Your objective -> Report how many lines of these entries hold the string "żuchwę"; reply with the number alone.

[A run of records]
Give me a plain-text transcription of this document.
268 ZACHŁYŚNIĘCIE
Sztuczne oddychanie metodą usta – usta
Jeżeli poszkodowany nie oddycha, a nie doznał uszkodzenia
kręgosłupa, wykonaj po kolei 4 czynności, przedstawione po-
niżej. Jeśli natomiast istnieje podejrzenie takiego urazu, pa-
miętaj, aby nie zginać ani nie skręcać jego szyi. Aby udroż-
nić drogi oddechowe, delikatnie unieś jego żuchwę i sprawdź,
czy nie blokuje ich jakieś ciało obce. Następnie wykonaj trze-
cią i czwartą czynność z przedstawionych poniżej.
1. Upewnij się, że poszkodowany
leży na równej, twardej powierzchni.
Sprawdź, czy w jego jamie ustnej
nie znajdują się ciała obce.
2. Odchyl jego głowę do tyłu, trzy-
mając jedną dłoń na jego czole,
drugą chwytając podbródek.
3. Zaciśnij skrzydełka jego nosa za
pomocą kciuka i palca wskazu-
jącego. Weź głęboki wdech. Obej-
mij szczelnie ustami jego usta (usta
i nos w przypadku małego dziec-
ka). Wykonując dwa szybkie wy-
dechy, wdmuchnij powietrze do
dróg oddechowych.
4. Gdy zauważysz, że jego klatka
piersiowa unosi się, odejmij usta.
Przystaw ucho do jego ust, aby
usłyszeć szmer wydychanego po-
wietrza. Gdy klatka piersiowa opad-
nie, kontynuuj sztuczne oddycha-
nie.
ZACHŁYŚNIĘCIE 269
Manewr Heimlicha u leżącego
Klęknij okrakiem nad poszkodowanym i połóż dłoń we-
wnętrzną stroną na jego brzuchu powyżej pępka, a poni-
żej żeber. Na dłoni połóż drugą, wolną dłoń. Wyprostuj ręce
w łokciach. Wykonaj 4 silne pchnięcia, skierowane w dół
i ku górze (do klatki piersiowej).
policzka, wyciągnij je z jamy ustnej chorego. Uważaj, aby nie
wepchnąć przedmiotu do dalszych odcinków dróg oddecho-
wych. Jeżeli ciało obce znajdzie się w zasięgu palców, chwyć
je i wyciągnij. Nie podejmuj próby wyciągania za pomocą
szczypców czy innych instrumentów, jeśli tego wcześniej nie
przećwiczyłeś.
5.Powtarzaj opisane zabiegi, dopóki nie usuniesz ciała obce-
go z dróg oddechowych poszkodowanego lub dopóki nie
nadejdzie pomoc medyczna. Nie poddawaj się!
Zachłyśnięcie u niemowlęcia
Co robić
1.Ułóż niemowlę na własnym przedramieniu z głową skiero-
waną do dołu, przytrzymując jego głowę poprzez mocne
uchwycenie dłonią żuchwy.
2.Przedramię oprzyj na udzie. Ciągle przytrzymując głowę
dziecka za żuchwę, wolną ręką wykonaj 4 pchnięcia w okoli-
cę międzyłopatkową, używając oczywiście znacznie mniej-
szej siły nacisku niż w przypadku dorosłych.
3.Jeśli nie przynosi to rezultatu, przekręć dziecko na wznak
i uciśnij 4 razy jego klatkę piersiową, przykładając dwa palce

Solution for this problem -> 2